Unpacking Belonging in Math Class
Why is belonging in math class so important?
Feeling a sense of belonging is a vehicle to engagement. Engagement promotes both learning and empowerment as an expert learner. At All Learners Network (ALN), we believe in opening the doors to all learners, especially those who have historically struggled to learn math in traditional instructional design. Inclusion means all students are considered when designing instruction and providing access to grade level mathematics. Maslow (1943) posits five sets of goals, or basic needs, which are related to each other and are arranged in a hierarchy of importance. The third level of Maslow’s hierarchy of need reflects the importance of belonging- of human interaction where you are seen for your whole self. Maslow suggested that social belonging helps people to experience companionship and acceptance through family, friends, and other relationships (Maslow, 1943). When students see themselves represented and included in their math class, their need for social belonging is met and they are more positioned to engage and learn mathematics.
Katie Novak, a Universal Design for Learning (UDL) expert describes inclusive practice as ensuring all students have the opportunity to learn and be challenged based on their individual needs. Classroom routines and instruction must ensure every child is supported and challenged, regardless of student strengths and areas of need (Novak, 2022). Educators see and promote the variability of our learners and create an environment that allows students to use their understanding of themselves as expert learners to access what they need. Students are much more likely to engage in the learning that is happening when strong pedagogy and UDL give students the feeling of belonging. At ALN, we support teachers in creating, nurturing, and maintaining a cohesive class community where all students feel they are mathematicians who have the skills to communicate and contribute to the mathematical learning community.
When we emphasize our value that all means all, we mean every single child deserves a humanizing math experience. Gholdy Muhammad posits the idea of humanization as teaching in a way that sees the whole human through culturally and historically responsive teaching (2020). For math education to become more humanizing, we need to continue to focus our efforts on the individual needs of students. In education, we often neglect to consider that learning is part of the human condition and instead focus our conversations on standards and test scores and label students with unhelpful terms like “low kids” and “high kids.” Centering our instruction and classroom culture on students’ humanity is something both an individual teacher and a school system can control. At ALN, we believe we can do this by using students’ understanding of identity, specifically their math identity, along with strong pedagogy and knowledge of student strengths and areas to grow, to plan thoughtful learning opportunities that meet the actual humans in our room where they are.
What does it mean to belong in math class?

-*-

List of tasks:
1 - In the article on belonging in math class, which level of Maslow's hierarchy reflects the importance of belonging?
2 - Rewrite the paragraph of the belonging-in-math-class article that begins "Katie Novak, a Universal Design for Learning (UDL) expert" as a short bulleted list that keeps its main facts.
3 - Continue the article on belonging in math class from the point where it stops.

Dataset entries
-*-

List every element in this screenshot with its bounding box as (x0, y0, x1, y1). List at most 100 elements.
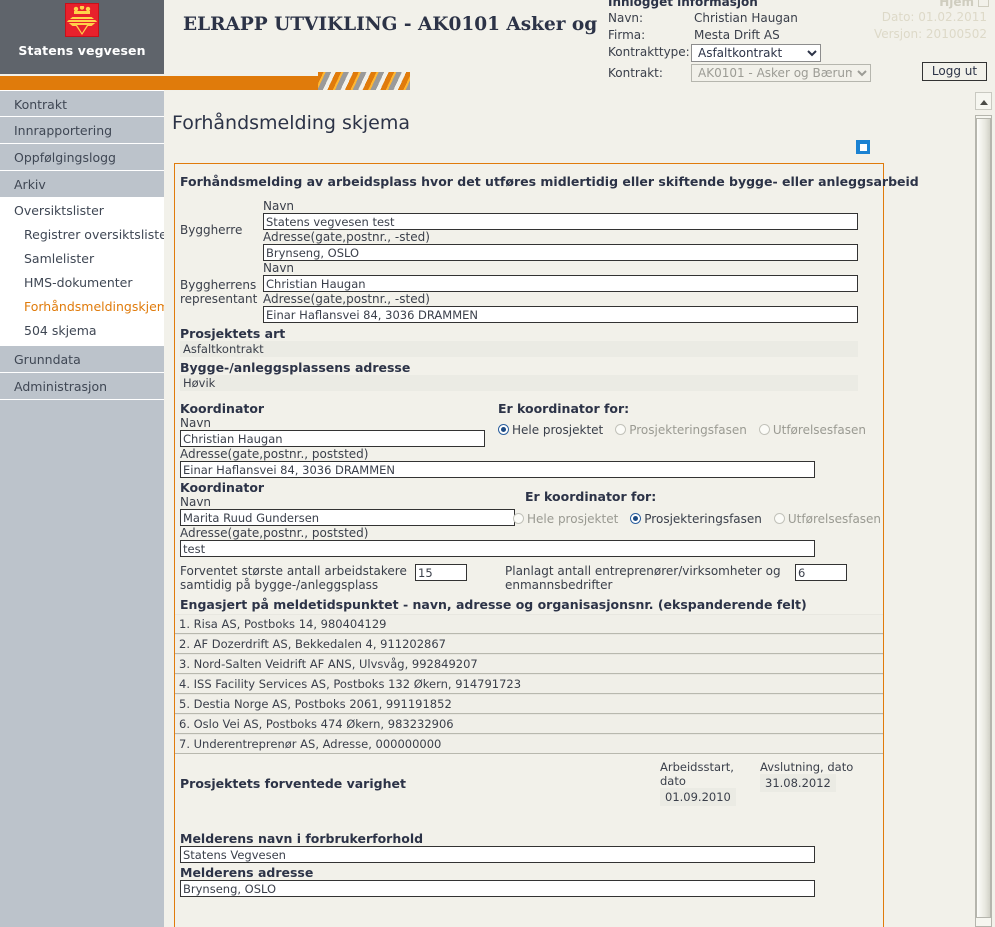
login-firma-label: Firma: (608, 28, 646, 42)
melder-adresse-label: Melderens adresse (180, 865, 314, 880)
versjon-text: Versjon: 20100502 (873, 27, 987, 41)
koordinator-2-option-prosjektering-label: Prosjekteringsfasen (644, 512, 762, 526)
sidebar-item-registrer-oversiktslister[interactable]: Registrer oversiktslister (0, 223, 172, 247)
sidebar-item-504-skjema[interactable]: 504 skjema (0, 319, 164, 343)
koordinator-2-option-prosjektering-radio[interactable] (630, 513, 642, 524)
koordinator-2-adresse-input[interactable] (180, 540, 815, 557)
varighet-start-label-line2: dato (660, 774, 686, 788)
representant-row: Byggherrens representant Navn Adresse(ga… (175, 261, 883, 323)
byggherre-fields: Navn Adresse(gate,postnr., -sted) (263, 199, 883, 261)
entreprenorer-label-line2: enmannsbedrifter (505, 578, 613, 592)
byggherre-adresse-input[interactable] (263, 244, 858, 261)
login-navn-label: Navn: (608, 11, 644, 25)
sidebar-item-hms-dokumenter[interactable]: HMS-dokumenter (0, 271, 164, 295)
varighet-start-cell: Arbeidsstart, dato 01.09.2010 (660, 760, 760, 806)
forhandsmelding-form: Forhåndsmelding av arbeidsplass hvor det… (174, 163, 919, 927)
koordinator-1-heading: Koordinator (180, 401, 265, 416)
koordinator-2-block: Koordinator Navn Er koordinator for: Hel… (175, 478, 883, 557)
kontrakt-row: Kontrakt: (608, 65, 694, 82)
koordinator-2-left: Koordinator Navn (180, 480, 515, 526)
login-info-heading: Innlogget informasjon (608, 0, 758, 9)
login-firma-row: Firma: Mesta Drift AS (608, 27, 780, 44)
arbeidstakere-label: Forventet største antall arbeidstakere s… (175, 564, 415, 592)
koordinator-1-adresse-label: Adresse(gate,postnr., poststed) (180, 447, 369, 461)
varighet-start-label-line1: Arbeidsstart, (660, 760, 734, 774)
prosjektets-art-block: Prosjektets art Asfaltkontrakt Bygge-/an… (175, 323, 883, 391)
sidebar-item-samlelister[interactable]: Samlelister (0, 247, 164, 271)
representant-label-line2: representant (180, 292, 258, 306)
list-item: 3. Nord-Salten Veidrift AF ANS, Ulvsvåg,… (175, 654, 883, 674)
byggherre-table: Byggherre Navn Adresse(gate,postnr., -st… (175, 199, 883, 323)
logout-button[interactable]: Logg ut (922, 62, 987, 81)
koordinator-1-option-utforelse-label: Utførelsesfasen (772, 423, 866, 437)
sidebar-item-administrasjon[interactable]: Administrasjon (0, 373, 164, 400)
list-item: 1. Risa AS, Postboks 14, 980404129 (175, 614, 883, 634)
vertical-scrollbar[interactable] (972, 90, 995, 927)
representant-adresse-input[interactable] (263, 306, 858, 323)
print-icon-inner (858, 142, 868, 152)
home-link[interactable]: Hjem (939, 0, 989, 9)
koordinator-1-option-hele-radio[interactable] (497, 424, 509, 435)
login-info-panel: Innlogget informasjon Hjem Navn: Christia… (603, 0, 995, 92)
arbeidstakere-input[interactable] (415, 564, 467, 581)
entreprenorer-input[interactable] (795, 564, 847, 581)
koordinator-2-navn-input[interactable] (180, 509, 515, 526)
koordinator-1-navn-input[interactable] (180, 430, 485, 447)
koordinator-1-option-prosjektering-label: Prosjekteringsfasen (629, 423, 747, 437)
arbeidstakere-label-line1: Forventet største antall arbeidstakere (180, 564, 407, 578)
melder-adresse-input[interactable] (180, 880, 815, 897)
sidebar-item-arkiv[interactable]: Arkiv (0, 171, 164, 198)
representant-adresse-label: Adresse(gate,postnr., -sted) (263, 292, 430, 306)
page-title: Forhåndsmelding skjema (172, 112, 411, 134)
sidebar-item-innrapportering[interactable]: Innrapportering (0, 117, 164, 144)
sidebar-item-oversiktslister[interactable]: Oversiktslister (0, 199, 164, 223)
koordinator-1-radio-heading: Er koordinator for: (497, 401, 630, 416)
page-root: Statens vegvesen ELRAPP UTVIKLING - AK01… (0, 0, 995, 927)
kontrakttype-select[interactable]: Asfaltkontrakt (691, 44, 821, 62)
koordinator-2-heading: Koordinator (180, 480, 265, 495)
varighet-slutt-label: Avslutning, dato (760, 760, 854, 774)
koordinator-1-right: Er koordinator for: Hele prosjektet Prosj… (488, 401, 878, 447)
prosjektets-art-value: Asfaltkontrakt (180, 341, 858, 357)
varighet-slutt-value: 31.08.2012 (760, 774, 836, 792)
login-firma-value: Mesta Drift AS (694, 28, 780, 42)
entreprenorer-label: Planlagt antall entreprenører/virksomhet… (505, 564, 795, 592)
koordinator-2-option-utforelse-radio[interactable] (773, 513, 785, 524)
sidebar-item-kontrakt[interactable]: Kontrakt (0, 90, 164, 117)
sidebar-item-oppfolgingslogg[interactable]: Oppfølgingslogg (0, 144, 164, 171)
melder-navn-input[interactable] (180, 846, 815, 863)
statens-vegvesen-logo-icon (65, 3, 99, 37)
representant-navn-input[interactable] (263, 275, 858, 292)
koordinator-2-adresse-label: Adresse(gate,postnr., poststed) (180, 526, 369, 540)
representant-label-line1: Byggherrens (180, 278, 257, 292)
print-icon[interactable] (856, 140, 870, 154)
varighet-start-value: 01.09.2010 (660, 788, 736, 806)
sidebar-item-grunndata[interactable]: Grunndata (0, 346, 164, 373)
scrollbar-thumb[interactable] (976, 118, 991, 918)
crown-icon (73, 6, 91, 14)
triangle-icon (74, 23, 90, 35)
representant-fields: Navn Adresse(gate,postnr., -sted) (263, 261, 883, 323)
list-item: 7. Underentreprenør AS, Adresse, 0000000… (175, 734, 883, 754)
koordinator-2-options: Hele prosjektet Prosjekteringsfasen Utføre… (513, 504, 893, 526)
koordinator-1-adresse-input[interactable] (180, 461, 815, 478)
koordinator-2-right: Er koordinator for: Hele prosjektet Prosj… (513, 480, 893, 526)
byggherre-navn-input[interactable] (263, 213, 858, 230)
counts-table: Forventet største antall arbeidstakere s… (175, 564, 883, 592)
anleggsplass-value: Høvik (180, 375, 858, 391)
koordinator-1-option-utforelse-radio[interactable] (758, 424, 770, 435)
main-content: Forhåndsmelding skjema Forhåndsmelding a… (164, 90, 972, 927)
kontrakt-select[interactable]: AK0101 - Asker og Bærum (691, 64, 871, 82)
koordinator-1-navn-label: Navn (180, 416, 212, 430)
koordinator-2-option-hele-radio[interactable] (513, 513, 524, 524)
brand-name: Statens vegvesen (18, 43, 146, 58)
scroll-up-arrow-icon[interactable] (975, 92, 992, 110)
list-item: 5. Destia Norge AS, Postboks 2061, 99119… (175, 694, 883, 714)
kontrakttype-label: Kontrakttype: (608, 45, 690, 59)
koordinator-2-option-utforelse-label: Utførelsesfasen (787, 512, 882, 526)
entreprenorer-label-line1: Planlagt antall entreprenører/virksomhet… (505, 564, 781, 578)
koordinator-1-option-prosjektering-radio[interactable] (615, 424, 627, 435)
prosjektets-art-label: Prosjektets art (180, 326, 286, 341)
sidebar-item-forhandsmeldingskjema[interactable]: Forhåndsmeldingskjema (0, 295, 177, 319)
engasjert-list: 1. Risa AS, Postboks 14, 980404129 2. AF… (175, 614, 883, 754)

-*-

Set of answers:
1 - The third level.

2 -
- Katie Novak, a UDL expert, describes inclusive practice as ensuring all students have the opportunity to learn and be challenged based on their individual needs.
- Classroom routines and instruction must support and challenge every child, regardless of strengths and areas of need (Novak, 2022).
- Educators see and promote learner variability and create an environment where students use their understanding of themselves as expert learners to access what they need.
- Strong pedagogy and UDL give students a feeling of belonging, which makes them much more likely to engage.
- ALN supports teachers in creating, nurturing, and maintaining a cohesive class community where all students feel they are mathematicians who can communicate and contribute.

3 -
Recently, my 5 year old shared a classroom routine from his preschool class. Every morning during the Morning Meeting, they take attendance and sing a song about students who are absent that day. It goes something like “It’s sad when we miss two friends today, it’s sad when we miss two friends today.” They wish those students well and hope to see them the next day. My son shared this with me and then said, “So Mom, if I’m not here, my friends will think about me. They will be sad if I’m not there.” This simple daily routine sends the message “it matters that you are here” which is an essential component to feeling that you belong. Creating humanizing math experiences starts with considering the conditions for learning to make this happen. Belonging is a condition for learning and the precursor to accessing quality instruction.
On her podcast, Dare to Lead, Brené Brown interviewed Aiko Bethea, a Diversity, Equity and Inclusion expert. Brown and Bethea discuss their inclusivity work and the power of empathy and accountability. Their conversation was around leadership among adults, but it reminds us of the power dynamic between teachers and students in the math classroom. As teachers, when we show up for our students with empathy and make instructional choices that support access to grade level content through a Multi-Layered System of Support (MTSS), we send the message that we believe all students can learn. As educators that work with ALN, we believe it is our responsibility to create a space, both physically and emotionally, where students feel they are accepted and belong. When students feel that they belong, their engagement increases and they are more willing to take risks like participate in small group discussions, persevere through challenges, defend their thinking, reason through the thinking of others and make connections (Oyserman et al., 2006).
What does belonging require?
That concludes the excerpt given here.